## PROBLEMS TO WORK ON:
#1 List the three publishers that the career profile below says have published Mr. MacFarlane's articles on criminal law topics.
#2 According to the career profile below, in what city did he present his major paper on wrongful convictions in 2003?

He has also held a variety of different special positions throughout his career. He was appointed as head negotiator to broker an extradition treaty with Mexico. He is a founding member of the Heads of Prosecution Agencies in the Commonwealth and he was a Commissioner at the Uniform Law Conference of Canada. He was also member of the National Crime Prevention Council Co-Chair of the National Committee of Deputy Ministers of Justice in Canada. In 2003, he presented a major paper on wrongful convictions at the bi-annual meeting of the Heads of Prosecution Agencies in the Commonwealth at Darwin, Australia, and presented a revised version at the Ireland meeting in 2005. He also appeared as an expert witness in the Lamer Commission of Inquiry into Wrongful Convictions in Newfoundland in 2005. In 2007 he provided testimony as a witness at former Supreme Court Justice John C. Major Q.C.'s Air India Inquiry. Presently he is a Professional Affiliate, teaching criminal law at Robson Hall (Faculty of Law - University of Manitoba). He teaches classes entitled "Criminal Law and Procedure" and "Miscarriages of Justice".

Mr. MacFarlane is a regular contributor to the Criminal Law Quarterly, and has authored a number of articles on criminal law topics which have been published by the University of British Columbia, The University of Toronto, and the Canadian Bar Association. His writings have been cited and relied upon by Canadian appellate courts and, in one instance, by the High Court of Australia.

==Select publications==
- Bruce A. MacFarlane. "Historical Development of the Offence of Rape" in Woods & Peck eds., 100 Years of the Criminal Code in Canada: Essays Commemorating the Centenary of the Criminal Code of Canada (Ottawa: Canadian Bar Association, 1993).

## Structured page parsing data:
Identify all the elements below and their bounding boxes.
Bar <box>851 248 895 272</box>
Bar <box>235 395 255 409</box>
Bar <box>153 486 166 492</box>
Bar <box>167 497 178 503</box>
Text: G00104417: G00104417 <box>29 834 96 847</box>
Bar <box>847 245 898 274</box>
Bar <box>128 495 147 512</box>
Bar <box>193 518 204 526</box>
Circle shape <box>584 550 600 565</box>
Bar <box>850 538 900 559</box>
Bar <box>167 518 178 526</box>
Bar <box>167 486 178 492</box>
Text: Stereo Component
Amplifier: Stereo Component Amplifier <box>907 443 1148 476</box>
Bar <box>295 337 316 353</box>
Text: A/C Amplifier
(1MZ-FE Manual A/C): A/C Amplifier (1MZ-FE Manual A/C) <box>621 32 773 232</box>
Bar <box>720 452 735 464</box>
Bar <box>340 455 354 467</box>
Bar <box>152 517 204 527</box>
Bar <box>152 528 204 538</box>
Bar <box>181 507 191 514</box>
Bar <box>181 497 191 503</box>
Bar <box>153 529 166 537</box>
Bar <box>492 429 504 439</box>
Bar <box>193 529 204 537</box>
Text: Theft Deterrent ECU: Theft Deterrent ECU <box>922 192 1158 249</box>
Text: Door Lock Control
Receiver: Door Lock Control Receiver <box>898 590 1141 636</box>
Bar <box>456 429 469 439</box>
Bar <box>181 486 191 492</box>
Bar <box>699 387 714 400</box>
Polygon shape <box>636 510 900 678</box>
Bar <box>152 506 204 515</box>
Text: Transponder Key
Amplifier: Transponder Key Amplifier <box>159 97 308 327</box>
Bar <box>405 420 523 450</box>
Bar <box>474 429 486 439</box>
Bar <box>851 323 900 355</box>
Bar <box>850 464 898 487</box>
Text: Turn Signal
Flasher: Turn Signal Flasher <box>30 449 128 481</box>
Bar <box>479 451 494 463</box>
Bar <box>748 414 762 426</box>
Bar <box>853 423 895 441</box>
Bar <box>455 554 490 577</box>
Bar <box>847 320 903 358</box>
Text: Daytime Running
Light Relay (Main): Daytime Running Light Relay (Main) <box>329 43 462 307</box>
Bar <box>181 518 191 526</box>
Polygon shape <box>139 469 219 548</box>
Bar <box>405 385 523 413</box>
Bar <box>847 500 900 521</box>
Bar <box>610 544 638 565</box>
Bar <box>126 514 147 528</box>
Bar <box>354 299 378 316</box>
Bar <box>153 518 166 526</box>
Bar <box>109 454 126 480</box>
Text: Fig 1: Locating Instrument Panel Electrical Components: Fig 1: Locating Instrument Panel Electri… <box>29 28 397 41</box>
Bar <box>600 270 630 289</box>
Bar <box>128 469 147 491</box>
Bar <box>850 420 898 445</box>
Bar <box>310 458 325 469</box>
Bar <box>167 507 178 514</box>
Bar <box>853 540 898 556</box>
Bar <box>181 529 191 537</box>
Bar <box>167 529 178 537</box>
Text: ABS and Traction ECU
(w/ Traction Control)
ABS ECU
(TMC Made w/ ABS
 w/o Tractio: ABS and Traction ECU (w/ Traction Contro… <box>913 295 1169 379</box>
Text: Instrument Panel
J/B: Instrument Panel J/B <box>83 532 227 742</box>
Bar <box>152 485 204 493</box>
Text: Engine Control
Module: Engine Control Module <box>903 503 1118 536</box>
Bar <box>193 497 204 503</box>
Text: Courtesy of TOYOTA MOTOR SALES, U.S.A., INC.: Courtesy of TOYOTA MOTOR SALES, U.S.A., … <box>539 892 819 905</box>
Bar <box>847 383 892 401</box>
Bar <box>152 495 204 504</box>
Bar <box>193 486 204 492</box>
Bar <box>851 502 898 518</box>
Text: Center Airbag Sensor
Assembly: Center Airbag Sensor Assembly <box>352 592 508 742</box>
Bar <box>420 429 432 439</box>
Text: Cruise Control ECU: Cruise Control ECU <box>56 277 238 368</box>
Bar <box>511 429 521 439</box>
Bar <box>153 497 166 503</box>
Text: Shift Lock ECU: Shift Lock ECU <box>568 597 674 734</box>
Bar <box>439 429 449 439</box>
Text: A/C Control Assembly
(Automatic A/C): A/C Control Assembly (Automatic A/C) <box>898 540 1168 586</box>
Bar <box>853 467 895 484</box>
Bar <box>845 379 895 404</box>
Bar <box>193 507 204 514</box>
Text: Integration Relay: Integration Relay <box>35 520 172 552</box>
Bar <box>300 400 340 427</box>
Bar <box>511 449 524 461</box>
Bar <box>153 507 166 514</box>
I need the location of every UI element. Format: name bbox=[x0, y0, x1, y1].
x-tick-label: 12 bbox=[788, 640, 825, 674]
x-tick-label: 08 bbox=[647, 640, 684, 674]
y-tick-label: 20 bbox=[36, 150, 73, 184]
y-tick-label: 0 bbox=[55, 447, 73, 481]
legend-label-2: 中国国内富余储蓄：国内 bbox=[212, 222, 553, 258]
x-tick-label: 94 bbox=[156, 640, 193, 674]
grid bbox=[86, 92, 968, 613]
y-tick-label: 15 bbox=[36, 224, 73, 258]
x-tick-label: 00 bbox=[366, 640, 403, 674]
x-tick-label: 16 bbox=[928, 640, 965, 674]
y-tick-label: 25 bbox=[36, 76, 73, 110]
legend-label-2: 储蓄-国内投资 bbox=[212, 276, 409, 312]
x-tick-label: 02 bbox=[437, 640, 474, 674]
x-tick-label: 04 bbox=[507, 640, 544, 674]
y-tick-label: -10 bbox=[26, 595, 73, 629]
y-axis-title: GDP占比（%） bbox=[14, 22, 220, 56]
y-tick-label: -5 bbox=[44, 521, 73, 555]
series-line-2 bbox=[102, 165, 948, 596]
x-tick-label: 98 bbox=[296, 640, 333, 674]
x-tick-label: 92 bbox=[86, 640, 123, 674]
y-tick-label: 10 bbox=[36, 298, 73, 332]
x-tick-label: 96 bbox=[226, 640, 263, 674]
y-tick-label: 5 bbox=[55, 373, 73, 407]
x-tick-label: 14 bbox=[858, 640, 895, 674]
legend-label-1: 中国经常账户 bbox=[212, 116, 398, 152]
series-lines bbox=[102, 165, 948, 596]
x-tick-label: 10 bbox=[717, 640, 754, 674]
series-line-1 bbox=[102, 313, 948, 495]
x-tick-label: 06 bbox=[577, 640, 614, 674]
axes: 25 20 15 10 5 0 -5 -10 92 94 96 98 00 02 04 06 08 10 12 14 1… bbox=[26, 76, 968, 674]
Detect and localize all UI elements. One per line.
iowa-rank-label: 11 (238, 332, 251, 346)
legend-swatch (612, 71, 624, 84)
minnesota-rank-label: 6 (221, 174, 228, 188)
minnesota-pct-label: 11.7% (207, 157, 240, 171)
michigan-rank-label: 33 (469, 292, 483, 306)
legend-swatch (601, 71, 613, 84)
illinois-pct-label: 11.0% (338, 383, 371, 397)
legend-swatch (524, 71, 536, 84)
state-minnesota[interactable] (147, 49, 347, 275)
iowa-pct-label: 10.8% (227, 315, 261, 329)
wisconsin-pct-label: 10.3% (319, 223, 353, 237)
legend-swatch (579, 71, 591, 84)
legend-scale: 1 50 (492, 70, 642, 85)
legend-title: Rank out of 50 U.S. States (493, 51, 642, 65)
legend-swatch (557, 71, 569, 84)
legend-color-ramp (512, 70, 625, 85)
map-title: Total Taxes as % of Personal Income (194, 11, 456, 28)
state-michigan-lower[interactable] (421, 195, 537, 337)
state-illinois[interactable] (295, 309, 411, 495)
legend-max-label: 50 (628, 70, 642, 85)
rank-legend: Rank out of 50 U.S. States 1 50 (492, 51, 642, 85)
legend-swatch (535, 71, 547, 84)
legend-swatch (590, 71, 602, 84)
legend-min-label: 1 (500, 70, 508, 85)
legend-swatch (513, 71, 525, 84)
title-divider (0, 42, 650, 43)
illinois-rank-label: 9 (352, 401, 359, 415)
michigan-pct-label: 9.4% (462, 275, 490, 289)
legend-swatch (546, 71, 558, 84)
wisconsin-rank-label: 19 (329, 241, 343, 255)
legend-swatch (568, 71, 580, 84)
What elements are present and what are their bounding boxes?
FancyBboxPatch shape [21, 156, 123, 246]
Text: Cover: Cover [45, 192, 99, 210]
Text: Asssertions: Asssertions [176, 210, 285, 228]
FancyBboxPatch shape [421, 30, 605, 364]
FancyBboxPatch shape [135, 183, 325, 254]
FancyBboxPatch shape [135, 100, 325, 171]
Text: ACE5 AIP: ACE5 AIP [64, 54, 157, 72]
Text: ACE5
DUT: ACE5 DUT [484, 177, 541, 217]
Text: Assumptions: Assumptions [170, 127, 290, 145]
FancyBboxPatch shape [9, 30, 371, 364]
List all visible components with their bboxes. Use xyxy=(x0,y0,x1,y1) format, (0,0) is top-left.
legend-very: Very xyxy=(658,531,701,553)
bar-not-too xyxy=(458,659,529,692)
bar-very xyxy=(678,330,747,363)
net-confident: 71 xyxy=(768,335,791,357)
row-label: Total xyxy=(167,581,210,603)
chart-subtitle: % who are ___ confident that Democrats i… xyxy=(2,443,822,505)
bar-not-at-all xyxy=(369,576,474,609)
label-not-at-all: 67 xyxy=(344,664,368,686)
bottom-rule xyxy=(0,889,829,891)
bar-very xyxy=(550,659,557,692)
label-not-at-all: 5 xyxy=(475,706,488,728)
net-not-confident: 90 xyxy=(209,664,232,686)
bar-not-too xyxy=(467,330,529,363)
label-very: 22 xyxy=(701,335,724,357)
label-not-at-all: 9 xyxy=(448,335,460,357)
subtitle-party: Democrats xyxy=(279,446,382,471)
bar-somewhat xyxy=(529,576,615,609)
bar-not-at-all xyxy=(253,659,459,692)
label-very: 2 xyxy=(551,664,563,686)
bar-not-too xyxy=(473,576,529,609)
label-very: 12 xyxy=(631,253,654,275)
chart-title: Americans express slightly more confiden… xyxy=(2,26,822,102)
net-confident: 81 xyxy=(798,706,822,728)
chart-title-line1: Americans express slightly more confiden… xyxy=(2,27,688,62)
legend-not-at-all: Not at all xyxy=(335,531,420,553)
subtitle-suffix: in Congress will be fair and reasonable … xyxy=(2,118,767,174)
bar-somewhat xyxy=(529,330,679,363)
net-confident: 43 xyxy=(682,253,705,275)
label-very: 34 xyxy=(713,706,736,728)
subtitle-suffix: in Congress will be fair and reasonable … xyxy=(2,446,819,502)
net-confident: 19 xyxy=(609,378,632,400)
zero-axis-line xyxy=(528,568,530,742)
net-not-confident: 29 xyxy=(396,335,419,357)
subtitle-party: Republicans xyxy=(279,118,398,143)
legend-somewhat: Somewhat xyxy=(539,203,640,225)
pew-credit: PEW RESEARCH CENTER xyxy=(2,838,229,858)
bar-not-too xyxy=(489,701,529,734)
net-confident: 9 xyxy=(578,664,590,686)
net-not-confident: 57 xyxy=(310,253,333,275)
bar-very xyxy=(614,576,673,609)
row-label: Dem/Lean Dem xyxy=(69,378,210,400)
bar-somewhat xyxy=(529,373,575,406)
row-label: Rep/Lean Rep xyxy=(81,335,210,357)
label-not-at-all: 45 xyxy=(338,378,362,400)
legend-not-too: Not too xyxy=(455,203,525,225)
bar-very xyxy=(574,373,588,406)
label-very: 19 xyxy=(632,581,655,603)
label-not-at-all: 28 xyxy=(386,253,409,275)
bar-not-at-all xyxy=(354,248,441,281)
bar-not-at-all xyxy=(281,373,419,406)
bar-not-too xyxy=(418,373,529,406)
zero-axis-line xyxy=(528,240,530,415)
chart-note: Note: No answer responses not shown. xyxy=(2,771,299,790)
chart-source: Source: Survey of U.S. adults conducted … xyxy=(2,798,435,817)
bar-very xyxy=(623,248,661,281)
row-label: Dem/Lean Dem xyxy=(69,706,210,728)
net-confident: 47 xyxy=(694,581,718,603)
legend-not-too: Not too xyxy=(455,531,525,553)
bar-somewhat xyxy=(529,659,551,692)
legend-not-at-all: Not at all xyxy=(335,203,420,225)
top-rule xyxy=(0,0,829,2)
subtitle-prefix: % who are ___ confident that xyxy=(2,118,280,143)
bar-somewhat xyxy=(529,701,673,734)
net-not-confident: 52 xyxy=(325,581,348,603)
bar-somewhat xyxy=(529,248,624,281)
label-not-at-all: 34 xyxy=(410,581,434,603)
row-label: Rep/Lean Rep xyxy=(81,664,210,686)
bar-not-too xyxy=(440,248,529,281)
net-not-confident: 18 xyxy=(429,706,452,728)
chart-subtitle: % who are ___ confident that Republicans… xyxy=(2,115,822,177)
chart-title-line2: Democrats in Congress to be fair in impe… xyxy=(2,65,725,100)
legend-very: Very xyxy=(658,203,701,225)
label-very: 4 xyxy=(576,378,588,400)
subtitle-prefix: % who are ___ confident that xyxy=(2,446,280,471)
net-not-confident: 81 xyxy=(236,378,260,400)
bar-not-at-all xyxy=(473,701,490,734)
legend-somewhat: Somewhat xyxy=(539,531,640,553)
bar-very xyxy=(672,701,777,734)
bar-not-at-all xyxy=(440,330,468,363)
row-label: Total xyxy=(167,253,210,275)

## OUTPUTS FOR THE TASKS:
#1
- University of British Columbia
- The University of Toronto
- Canadian Bar Association

#2 Darwin, Australia